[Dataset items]

— Begin —

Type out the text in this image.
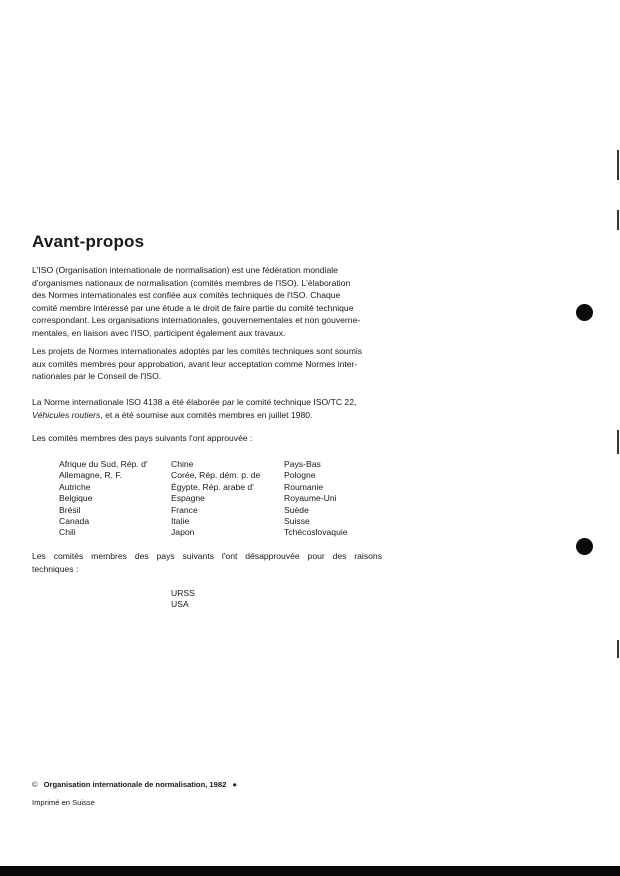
Avant-propos

L'ISO (Organisation internationale de normalisation) est une fédération mondiale
d'organismes nationaux de normalisation (comités membres de l'ISO). L'élaboration
des Normes internationales est confiée aux comités techniques de l'ISO. Chaque
comité membre intéressé par une étude a le droit de faire partie du comité technique
correspondant. Les organisations internationales, gouvernementales et non gouverne-
mentales, en liaison avec l'ISO, participent également aux travaux.

Les projets de Normes internationales adoptés par les comités techniques sont soumis
aux comités membres pour approbation, avant leur acceptation comme Normes inter-
nationales par le Conseil de l'ISO.

La Norme internationale ISO 4138 a été élaborée par le comité technique ISO/TC 22,
Véhicules routiers, et a été soumise aux comités membres en juillet 1980.

Les comités membres des pays suivants l'ont approuvée :

Afrique du Sud, Rép. d'
Allemagne, R. F.
Autriche
Belgique
Brésil
Canada
Chili
Chine
Corée, Rép. dém. p. de
Égypte, Rép. arabe d'
Espagne
France
Italie
Japon
Pays-Bas
Pologne
Roumanie
Royaume-Uni
Suède
Suisse
Tchécoslovaquie

Les comités membres des pays suivants l'ont désapprouvée pour des raisons
techniques :

URSS
USA
© Organisation internationale de normalisation, 1982 ●
Imprimé en Suisse
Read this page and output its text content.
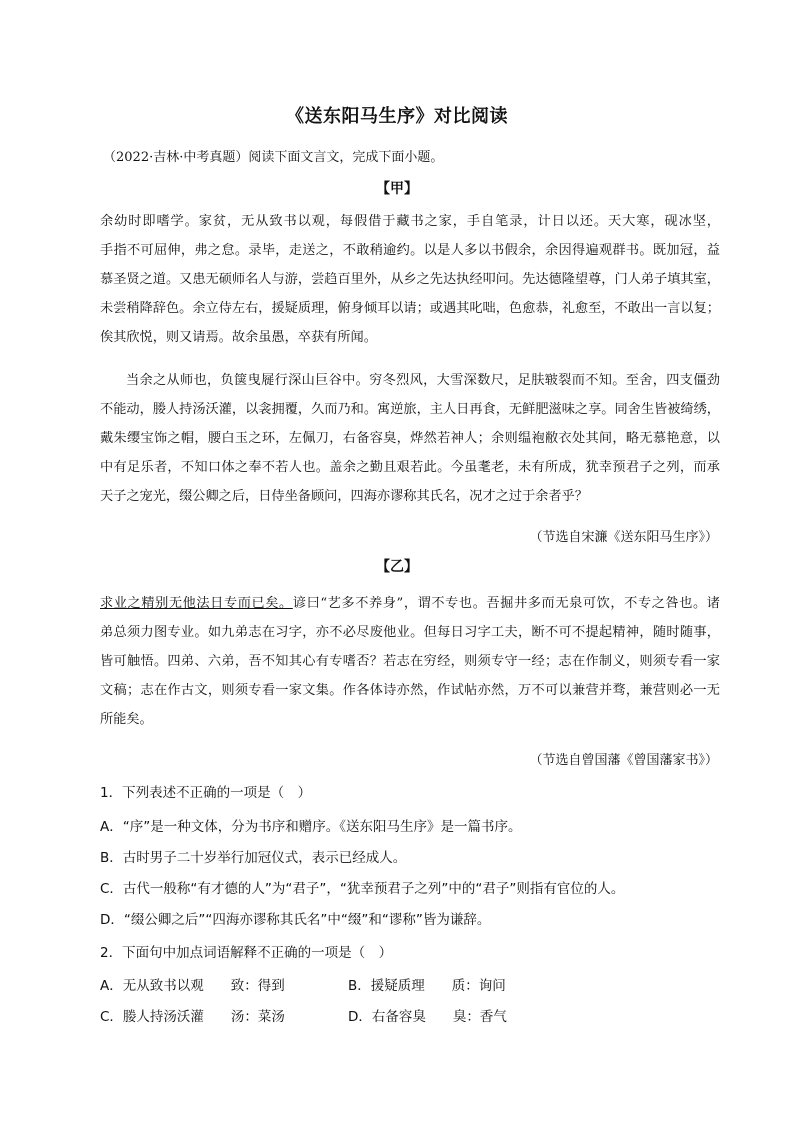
《送东阳马生序》对比阅读
（2022·吉林·中考真题）阅读下面文言文，完成下面小题。
【甲】
余幼时即嗜学。家贫，无从致书以观，每假借于藏书之家，手自笔录，计日以还。天大寒，砚冰坚，
手指不可屈伸，弗之怠。录毕，走送之，不敢稍逾约。以是人多以书假余，余因得遍观群书。既加冠，益
慕圣贤之道。又患无硕师名人与游，尝趋百里外，从乡之先达执经叩问。先达德隆望尊，门人弟子填其室，
未尝稍降辞色。余立侍左右，援疑质理，俯身倾耳以请；或遇其叱咄，色愈恭，礼愈至，不敢出一言以复；
俟其欣悦，则又请焉。故余虽愚，卒获有所闻。
当余之从师也，负箧曳屣行深山巨谷中。穷冬烈风，大雪深数尺，足肤皲裂而不知。至舍，四支僵劲
不能动，媵人持汤沃灌，以衾拥覆，久而乃和。寓逆旅，主人日再食，无鲜肥滋味之享。同舍生皆被绮绣，
戴朱缨宝饰之帽，腰白玉之环，左佩刀，右备容臭，烨然若神人；余则缊袍敝衣处其间，略无慕艳意，以
中有足乐者，不知口体之奉不若人也。盖余之勤且艰若此。今虽耄老，未有所成，犹幸预君子之列，而承
天子之宠光，缀公卿之后，日侍坐备顾问，四海亦谬称其氏名，况才之过于余者乎？
（节选自宋濂《送东阳马生序》）
【乙】
求业之精别无他法日专而已矣。谚曰“艺多不养身”，谓不专也。吾掘井多而无泉可饮，不专之咎也。诸
弟总须力图专业。如九弟志在习字，亦不必尽废他业。但每日习字工夫，断不可不提起精神，随时随事，
皆可触悟。四弟、六弟，吾不知其心有专嗜否？若志在穷经，则须专守一经；志在作制义，则须专看一家
文稿；志在作古文，则须专看一家文集。作各体诗亦然，作试帖亦然，万不可以兼营并骛，兼营则必一无
所能矣。
（节选自曾国藩《曾国藩家书》）
1．下列表述不正确的一项是（　）
A．“序”是一种文体，分为书序和赠序。《送东阳马生序》是一篇书序。
B．古时男子二十岁举行加冠仪式，表示已经成人。
C．古代一般称“有才德的人”为“君子”，“犹幸预君子之列”中的“君子”则指有官位的人。
D．“缀公卿之后”“四海亦谬称其氏名”中“缀”和“谬称”皆为谦辞。
2．下面句中加点词语解释不正确的一项是（　）
A．无从致书以观　　致：得到	B．援疑质理　　质：询问
C．媵人持汤沃灌　　汤：菜汤	D．右备容臭　　臭：香气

— End —

Transcribe the material as is, with images omitted.

Type out the text in this image.
Avant-propos

L'ISO (Organisation internationale de normalisation) est une fédération mondiale
d'organismes nationaux de normalisation (comités membres de l'ISO). L'élaboration
des Normes internationales est confiée aux comités techniques de l'ISO. Chaque
comité membre intéressé par une étude a le droit de faire partie du comité technique
correspondant. Les organisations internationales, gouvernementales et non gouverne-
mentales, en liaison avec l'ISO, participent également aux travaux.

Les projets de Normes internationales adoptés par les comités techniques sont soumis
aux comités membres pour approbation, avant leur acceptation comme Normes inter-
nationales par le Conseil de l'ISO.

La Norme internationale ISO 4138 a été élaborée par le comité technique ISO/TC 22,
Véhicules routiers, et a été soumise aux comités membres en juillet 1980.

Les comités membres des pays suivants l'ont approuvée :

Afrique du Sud, Rép. d'
Allemagne, R. F.
Autriche
Belgique
Brésil
Canada
Chili
Chine
Corée, Rép. dém. p. de
Égypte, Rép. arabe d'
Espagne
France
Italie
Japon
Pays-Bas
Pologne
Roumanie
Royaume-Uni
Suède
Suisse
Tchécoslovaquie

Les comités membres des pays suivants l'ont désapprouvée pour des raisons
techniques :

URSS
USA
© Organisation internationale de normalisation, 1982 ●
Imprimé en Suisse
Read this page and output its text content.
《送东阳马生序》对比阅读
（2022·吉林·中考真题）阅读下面文言文，完成下面小题。
【甲】
余幼时即嗜学。家贫，无从致书以观，每假借于藏书之家，手自笔录，计日以还。天大寒，砚冰坚，
手指不可屈伸，弗之怠。录毕，走送之，不敢稍逾约。以是人多以书假余，余因得遍观群书。既加冠，益
慕圣贤之道。又患无硕师名人与游，尝趋百里外，从乡之先达执经叩问。先达德隆望尊，门人弟子填其室，
未尝稍降辞色。余立侍左右，援疑质理，俯身倾耳以请；或遇其叱咄，色愈恭，礼愈至，不敢出一言以复；
俟其欣悦，则又请焉。故余虽愚，卒获有所闻。
当余之从师也，负箧曳屣行深山巨谷中。穷冬烈风，大雪深数尺，足肤皲裂而不知。至舍，四支僵劲
不能动，媵人持汤沃灌，以衾拥覆，久而乃和。寓逆旅，主人日再食，无鲜肥滋味之享。同舍生皆被绮绣，
戴朱缨宝饰之帽，腰白玉之环，左佩刀，右备容臭，烨然若神人；余则缊袍敝衣处其间，略无慕艳意，以
中有足乐者，不知口体之奉不若人也。盖余之勤且艰若此。今虽耄老，未有所成，犹幸预君子之列，而承
天子之宠光，缀公卿之后，日侍坐备顾问，四海亦谬称其氏名，况才之过于余者乎？
（节选自宋濂《送东阳马生序》）
【乙】
求业之精别无他法日专而已矣。谚曰“艺多不养身”，谓不专也。吾掘井多而无泉可饮，不专之咎也。诸
弟总须力图专业。如九弟志在习字，亦不必尽废他业。但每日习字工夫，断不可不提起精神，随时随事，
皆可触悟。四弟、六弟，吾不知其心有专嗜否？若志在穷经，则须专守一经；志在作制义，则须专看一家
文稿；志在作古文，则须专看一家文集。作各体诗亦然，作试帖亦然，万不可以兼营并骛，兼营则必一无
所能矣。
（节选自曾国藩《曾国藩家书》）
1．下列表述不正确的一项是（　）
A．“序”是一种文体，分为书序和赠序。《送东阳马生序》是一篇书序。
B．古时男子二十岁举行加冠仪式，表示已经成人。
C．古代一般称“有才德的人”为“君子”，“犹幸预君子之列”中的“君子”则指有官位的人。
D．“缀公卿之后”“四海亦谬称其氏名”中“缀”和“谬称”皆为谦辞。
2．下面句中加点词语解释不正确的一项是（　）
A．无从致书以观　　致：得到	B．援疑质理　　质：询问
C．媵人持汤沃灌　　汤：菜汤	D．右备容臭　　臭：香气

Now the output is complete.